RECORD EXTRACTS =
— Begin —
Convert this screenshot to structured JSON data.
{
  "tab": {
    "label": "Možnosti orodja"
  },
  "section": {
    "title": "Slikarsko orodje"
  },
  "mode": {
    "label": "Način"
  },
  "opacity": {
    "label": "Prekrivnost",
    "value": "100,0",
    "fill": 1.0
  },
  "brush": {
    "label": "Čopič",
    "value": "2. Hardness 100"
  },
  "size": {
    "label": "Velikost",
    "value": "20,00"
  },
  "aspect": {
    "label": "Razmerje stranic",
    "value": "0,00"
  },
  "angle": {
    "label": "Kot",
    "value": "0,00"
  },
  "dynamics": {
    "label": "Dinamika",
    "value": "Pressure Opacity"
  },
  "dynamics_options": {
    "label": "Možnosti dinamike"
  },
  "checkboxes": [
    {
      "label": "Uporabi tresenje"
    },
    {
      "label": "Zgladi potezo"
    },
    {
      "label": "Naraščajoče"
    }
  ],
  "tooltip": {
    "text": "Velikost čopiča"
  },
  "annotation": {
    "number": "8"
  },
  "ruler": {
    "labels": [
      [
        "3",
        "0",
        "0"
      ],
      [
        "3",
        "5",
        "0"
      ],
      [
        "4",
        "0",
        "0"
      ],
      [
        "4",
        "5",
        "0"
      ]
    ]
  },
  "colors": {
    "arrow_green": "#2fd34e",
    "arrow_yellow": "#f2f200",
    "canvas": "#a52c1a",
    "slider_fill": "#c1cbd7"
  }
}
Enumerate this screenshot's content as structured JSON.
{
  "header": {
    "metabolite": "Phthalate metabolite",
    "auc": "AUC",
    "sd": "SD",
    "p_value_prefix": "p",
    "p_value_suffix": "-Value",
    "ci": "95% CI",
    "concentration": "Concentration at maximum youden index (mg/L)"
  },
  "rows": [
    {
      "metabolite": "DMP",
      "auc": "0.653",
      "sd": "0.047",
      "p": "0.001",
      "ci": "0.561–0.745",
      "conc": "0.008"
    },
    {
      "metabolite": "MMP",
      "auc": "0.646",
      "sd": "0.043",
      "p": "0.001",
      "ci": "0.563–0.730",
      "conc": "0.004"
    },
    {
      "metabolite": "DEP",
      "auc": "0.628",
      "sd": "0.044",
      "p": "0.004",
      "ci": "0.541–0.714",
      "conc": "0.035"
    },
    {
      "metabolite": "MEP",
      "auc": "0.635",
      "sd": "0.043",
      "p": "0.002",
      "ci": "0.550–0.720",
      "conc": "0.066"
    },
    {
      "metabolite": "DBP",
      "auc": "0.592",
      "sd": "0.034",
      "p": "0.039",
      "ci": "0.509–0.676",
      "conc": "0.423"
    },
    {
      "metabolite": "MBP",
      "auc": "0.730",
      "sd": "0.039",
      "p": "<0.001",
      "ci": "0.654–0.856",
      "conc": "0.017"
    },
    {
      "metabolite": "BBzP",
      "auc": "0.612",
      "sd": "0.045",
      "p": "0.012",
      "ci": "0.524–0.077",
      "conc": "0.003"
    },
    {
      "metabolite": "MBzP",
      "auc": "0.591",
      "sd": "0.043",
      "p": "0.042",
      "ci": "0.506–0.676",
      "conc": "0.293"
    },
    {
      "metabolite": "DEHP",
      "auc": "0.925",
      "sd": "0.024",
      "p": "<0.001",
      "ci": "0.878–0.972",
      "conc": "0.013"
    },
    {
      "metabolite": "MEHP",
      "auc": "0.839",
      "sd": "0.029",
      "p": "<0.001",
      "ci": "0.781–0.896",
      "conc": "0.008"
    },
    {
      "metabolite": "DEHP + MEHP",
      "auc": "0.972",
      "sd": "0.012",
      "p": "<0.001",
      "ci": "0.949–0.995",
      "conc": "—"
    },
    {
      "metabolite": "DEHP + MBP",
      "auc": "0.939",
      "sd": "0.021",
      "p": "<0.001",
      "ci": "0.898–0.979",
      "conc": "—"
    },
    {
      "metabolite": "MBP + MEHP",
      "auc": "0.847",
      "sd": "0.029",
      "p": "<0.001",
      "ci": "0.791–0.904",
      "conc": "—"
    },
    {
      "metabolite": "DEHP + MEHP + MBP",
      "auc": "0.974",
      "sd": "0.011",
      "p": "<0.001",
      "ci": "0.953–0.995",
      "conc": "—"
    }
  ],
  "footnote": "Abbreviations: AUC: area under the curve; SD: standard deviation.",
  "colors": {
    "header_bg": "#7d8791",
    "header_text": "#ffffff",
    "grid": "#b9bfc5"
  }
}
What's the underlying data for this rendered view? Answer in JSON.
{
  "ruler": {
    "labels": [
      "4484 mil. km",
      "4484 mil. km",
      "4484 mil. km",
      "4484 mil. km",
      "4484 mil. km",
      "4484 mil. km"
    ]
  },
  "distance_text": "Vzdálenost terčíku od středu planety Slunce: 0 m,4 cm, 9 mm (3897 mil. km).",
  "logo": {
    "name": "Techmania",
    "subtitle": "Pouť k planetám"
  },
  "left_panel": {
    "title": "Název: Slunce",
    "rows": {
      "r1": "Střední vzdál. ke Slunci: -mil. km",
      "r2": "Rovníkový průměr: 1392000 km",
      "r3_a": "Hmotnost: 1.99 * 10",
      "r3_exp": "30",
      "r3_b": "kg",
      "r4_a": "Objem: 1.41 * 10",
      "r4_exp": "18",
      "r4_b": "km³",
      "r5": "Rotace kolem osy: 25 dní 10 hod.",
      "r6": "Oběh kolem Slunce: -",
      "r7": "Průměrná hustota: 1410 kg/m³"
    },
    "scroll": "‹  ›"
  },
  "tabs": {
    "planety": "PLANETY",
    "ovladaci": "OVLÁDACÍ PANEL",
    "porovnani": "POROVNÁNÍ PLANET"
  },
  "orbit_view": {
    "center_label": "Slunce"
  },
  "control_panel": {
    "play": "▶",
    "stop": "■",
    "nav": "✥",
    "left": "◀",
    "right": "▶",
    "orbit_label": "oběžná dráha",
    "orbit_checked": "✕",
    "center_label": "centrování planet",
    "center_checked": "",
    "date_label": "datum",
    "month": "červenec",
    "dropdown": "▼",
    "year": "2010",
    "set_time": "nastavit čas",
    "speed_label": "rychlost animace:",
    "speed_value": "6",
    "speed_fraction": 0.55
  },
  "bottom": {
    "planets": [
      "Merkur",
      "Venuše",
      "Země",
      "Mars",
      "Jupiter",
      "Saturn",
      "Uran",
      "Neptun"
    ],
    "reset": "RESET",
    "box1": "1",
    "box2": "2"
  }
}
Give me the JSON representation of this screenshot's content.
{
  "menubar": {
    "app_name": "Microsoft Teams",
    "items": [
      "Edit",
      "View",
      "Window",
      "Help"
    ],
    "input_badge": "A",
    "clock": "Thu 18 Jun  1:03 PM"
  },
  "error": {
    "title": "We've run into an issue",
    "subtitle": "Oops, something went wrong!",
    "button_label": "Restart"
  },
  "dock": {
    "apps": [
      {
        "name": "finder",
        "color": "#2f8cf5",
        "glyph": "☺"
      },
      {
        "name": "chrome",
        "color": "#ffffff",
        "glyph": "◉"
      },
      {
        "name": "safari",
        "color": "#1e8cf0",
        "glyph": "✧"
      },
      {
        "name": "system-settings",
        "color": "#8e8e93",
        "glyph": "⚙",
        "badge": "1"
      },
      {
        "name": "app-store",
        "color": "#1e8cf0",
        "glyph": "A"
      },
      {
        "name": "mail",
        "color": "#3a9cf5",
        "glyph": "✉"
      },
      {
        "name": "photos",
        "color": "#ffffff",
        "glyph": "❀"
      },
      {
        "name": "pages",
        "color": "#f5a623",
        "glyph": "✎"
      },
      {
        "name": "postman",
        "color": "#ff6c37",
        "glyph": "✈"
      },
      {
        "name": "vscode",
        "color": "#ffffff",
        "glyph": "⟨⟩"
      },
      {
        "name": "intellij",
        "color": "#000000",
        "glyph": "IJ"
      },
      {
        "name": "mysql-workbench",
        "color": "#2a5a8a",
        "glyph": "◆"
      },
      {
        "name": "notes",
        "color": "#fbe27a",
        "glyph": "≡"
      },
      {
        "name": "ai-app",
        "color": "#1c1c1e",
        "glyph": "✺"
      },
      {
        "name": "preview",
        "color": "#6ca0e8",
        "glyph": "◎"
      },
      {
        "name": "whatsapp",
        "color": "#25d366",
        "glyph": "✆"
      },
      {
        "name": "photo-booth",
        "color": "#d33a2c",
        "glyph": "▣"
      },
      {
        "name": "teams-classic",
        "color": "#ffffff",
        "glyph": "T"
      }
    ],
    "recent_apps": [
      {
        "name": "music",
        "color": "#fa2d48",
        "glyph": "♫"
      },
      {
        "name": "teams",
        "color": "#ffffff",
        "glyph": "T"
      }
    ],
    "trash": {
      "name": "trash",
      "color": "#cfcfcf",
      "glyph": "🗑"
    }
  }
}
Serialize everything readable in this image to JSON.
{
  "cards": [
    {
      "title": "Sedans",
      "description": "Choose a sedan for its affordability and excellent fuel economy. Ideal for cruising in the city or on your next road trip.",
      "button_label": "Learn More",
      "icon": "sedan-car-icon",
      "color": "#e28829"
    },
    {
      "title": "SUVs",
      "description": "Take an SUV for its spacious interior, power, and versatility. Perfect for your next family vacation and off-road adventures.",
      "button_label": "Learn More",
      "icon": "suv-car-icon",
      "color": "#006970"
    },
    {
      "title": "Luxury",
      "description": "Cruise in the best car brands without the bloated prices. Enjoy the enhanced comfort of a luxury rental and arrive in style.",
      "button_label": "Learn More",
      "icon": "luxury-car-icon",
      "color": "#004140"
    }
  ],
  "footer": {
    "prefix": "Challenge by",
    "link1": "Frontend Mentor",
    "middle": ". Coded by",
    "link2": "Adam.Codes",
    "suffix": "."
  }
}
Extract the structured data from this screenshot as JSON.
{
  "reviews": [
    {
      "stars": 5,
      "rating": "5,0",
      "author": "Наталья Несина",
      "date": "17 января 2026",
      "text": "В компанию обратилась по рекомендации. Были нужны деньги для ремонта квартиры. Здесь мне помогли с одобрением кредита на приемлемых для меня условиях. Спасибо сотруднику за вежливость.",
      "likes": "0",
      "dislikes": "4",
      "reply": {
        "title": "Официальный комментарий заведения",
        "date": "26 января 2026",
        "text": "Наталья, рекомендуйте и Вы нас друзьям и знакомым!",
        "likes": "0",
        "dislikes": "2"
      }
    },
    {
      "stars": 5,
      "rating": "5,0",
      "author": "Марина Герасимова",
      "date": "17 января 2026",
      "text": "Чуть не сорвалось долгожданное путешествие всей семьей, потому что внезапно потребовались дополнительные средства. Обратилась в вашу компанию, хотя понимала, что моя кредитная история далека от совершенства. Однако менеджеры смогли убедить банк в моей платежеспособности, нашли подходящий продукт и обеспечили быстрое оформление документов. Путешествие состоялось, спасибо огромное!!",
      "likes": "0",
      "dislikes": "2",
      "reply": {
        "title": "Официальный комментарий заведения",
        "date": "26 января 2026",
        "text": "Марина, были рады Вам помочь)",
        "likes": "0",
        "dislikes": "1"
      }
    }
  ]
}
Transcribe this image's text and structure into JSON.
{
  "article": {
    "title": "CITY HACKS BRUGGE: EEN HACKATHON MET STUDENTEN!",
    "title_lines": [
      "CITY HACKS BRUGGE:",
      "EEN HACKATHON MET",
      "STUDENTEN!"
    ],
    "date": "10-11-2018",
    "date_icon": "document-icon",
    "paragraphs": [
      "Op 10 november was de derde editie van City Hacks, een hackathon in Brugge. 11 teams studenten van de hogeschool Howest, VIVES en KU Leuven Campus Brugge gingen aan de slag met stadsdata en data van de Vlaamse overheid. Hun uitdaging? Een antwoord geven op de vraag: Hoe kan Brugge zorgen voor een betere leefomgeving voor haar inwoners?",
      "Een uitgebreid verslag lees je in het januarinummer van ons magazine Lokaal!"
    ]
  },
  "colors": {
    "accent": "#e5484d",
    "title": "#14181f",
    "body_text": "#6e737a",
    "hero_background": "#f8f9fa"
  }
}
— End —
Look for the word "next" in every line of the listing and copy the lines that have it.

TASK ANSWER =
      "description": "Choose a sedan for its affordability and excellent fuel economy. Ideal for cruising in the city or on your next road trip.",
      "description": "Take an SUV for its spacious interior, power, and versatility. Perfect for your next family vacation and off-road adventures.",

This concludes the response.